(TASK DIRECTIONS) Extract every line where the string "všechny" appears.

(DATASET ROWS)
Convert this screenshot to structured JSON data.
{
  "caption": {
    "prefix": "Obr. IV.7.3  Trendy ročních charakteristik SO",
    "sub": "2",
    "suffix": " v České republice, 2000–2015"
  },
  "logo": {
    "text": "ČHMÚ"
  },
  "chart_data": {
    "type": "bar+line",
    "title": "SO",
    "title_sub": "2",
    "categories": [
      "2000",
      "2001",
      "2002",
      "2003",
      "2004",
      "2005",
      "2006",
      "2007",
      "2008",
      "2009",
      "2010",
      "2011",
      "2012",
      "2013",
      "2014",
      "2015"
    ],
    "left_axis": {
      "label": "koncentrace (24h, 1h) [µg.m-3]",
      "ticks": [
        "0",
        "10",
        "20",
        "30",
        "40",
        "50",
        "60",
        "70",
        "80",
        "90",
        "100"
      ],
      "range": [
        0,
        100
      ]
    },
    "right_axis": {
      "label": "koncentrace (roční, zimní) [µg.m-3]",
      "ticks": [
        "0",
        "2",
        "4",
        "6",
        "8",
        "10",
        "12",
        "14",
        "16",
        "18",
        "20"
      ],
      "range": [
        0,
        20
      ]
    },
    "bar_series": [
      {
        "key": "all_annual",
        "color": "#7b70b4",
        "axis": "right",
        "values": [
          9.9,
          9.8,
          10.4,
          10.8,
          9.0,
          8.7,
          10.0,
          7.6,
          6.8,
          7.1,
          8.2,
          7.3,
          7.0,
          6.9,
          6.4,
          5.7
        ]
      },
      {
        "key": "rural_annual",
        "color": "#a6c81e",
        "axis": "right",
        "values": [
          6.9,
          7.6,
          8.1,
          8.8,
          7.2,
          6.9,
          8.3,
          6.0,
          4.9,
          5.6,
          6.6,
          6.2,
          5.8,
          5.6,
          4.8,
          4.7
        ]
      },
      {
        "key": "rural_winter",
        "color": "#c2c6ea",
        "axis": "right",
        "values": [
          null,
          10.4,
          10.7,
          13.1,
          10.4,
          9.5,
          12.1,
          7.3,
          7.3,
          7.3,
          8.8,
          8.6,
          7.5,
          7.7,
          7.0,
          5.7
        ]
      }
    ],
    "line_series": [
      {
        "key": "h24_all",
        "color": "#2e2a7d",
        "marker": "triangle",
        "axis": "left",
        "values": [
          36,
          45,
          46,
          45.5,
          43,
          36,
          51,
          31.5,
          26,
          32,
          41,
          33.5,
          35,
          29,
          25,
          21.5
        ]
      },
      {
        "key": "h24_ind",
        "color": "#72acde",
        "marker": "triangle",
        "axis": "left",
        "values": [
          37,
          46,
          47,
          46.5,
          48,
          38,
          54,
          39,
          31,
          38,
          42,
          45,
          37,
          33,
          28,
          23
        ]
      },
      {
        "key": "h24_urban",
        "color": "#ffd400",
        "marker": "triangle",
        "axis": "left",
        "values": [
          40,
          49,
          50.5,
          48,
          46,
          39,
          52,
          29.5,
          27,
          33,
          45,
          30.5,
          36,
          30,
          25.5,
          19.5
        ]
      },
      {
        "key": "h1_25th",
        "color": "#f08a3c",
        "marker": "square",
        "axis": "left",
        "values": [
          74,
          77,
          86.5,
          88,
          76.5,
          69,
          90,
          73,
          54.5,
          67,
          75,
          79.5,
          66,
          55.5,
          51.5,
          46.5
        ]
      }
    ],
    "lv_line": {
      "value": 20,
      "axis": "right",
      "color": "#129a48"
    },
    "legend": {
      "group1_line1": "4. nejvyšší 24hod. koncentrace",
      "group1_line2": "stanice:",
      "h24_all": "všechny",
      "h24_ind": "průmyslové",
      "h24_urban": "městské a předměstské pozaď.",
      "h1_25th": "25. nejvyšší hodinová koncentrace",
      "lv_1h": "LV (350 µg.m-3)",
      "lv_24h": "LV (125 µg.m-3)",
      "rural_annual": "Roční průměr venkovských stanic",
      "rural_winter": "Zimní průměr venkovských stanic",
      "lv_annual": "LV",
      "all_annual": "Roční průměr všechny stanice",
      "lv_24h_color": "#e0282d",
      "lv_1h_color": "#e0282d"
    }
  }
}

(ANSWER TO THIS PROBLEM)
      "h24_all": "všechny",
      "all_annual": "Roční průměr všechny stanice",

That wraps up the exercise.